▶ _Work to do_
Without altering anything, repeat each of the records.
+++ Records for the exercise +++
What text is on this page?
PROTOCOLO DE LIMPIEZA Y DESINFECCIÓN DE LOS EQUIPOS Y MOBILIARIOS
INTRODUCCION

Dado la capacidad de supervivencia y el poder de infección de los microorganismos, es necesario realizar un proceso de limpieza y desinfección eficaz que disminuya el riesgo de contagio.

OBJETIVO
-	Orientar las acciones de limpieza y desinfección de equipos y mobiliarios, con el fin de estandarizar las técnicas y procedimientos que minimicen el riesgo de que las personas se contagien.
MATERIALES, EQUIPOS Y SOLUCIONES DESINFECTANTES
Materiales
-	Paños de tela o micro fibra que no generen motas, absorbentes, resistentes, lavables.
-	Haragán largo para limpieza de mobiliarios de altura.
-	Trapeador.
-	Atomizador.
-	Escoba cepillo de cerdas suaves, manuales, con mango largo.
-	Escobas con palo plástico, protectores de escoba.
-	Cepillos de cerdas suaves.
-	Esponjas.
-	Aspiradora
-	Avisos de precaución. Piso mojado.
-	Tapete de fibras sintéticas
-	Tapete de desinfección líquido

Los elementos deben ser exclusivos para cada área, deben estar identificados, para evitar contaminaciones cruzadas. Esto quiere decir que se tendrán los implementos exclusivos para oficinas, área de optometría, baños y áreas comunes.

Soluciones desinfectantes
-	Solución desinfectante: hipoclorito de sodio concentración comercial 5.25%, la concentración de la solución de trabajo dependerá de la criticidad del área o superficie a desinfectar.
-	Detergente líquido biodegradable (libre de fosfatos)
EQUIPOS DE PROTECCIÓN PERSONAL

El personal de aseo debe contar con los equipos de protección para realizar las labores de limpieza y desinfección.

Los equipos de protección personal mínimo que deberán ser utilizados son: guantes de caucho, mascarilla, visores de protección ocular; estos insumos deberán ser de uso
+++
▶ _Result_
What text is on this page?
PROTOCOLO DE LIMPIEZA Y DESINFECCIÓN DE LOS EQUIPOS Y MOBILIARIOS
INTRODUCCION

Dado la capacidad de supervivencia y el poder de infección de los microorganismos, es necesario realizar un proceso de limpieza y desinfección eficaz que disminuya el riesgo de contagio.

OBJETIVO
-	Orientar las acciones de limpieza y desinfección de equipos y mobiliarios, con el fin de estandarizar las técnicas y procedimientos que minimicen el riesgo de que las personas se contagien.
MATERIALES, EQUIPOS Y SOLUCIONES DESINFECTANTES
Materiales
-	Paños de tela o micro fibra que no generen motas, absorbentes, resistentes, lavables.
-	Haragán largo para limpieza de mobiliarios de altura.
-	Trapeador.
-	Atomizador.
-	Escoba cepillo de cerdas suaves, manuales, con mango largo.
-	Escobas con palo plástico, protectores de escoba.
-	Cepillos de cerdas suaves.
-	Esponjas.
-	Aspiradora
-	Avisos de precaución. Piso mojado.
-	Tapete de fibras sintéticas
-	Tapete de desinfección líquido

Los elementos deben ser exclusivos para cada área, deben estar identificados, para evitar contaminaciones cruzadas. Esto quiere decir que se tendrán los implementos exclusivos para oficinas, área de optometría, baños y áreas comunes.

Soluciones desinfectantes
-	Solución desinfectante: hipoclorito de sodio concentración comercial 5.25%, la concentración de la solución de trabajo dependerá de la criticidad del área o superficie a desinfectar.
-	Detergente líquido biodegradable (libre de fosfatos)
EQUIPOS DE PROTECCIÓN PERSONAL

El personal de aseo debe contar con los equipos de protección para realizar las labores de limpieza y desinfección.

Los equipos de protección personal mínimo que deberán ser utilizados son: guantes de caucho, mascarilla, visores de protección ocular; estos insumos deberán ser de uso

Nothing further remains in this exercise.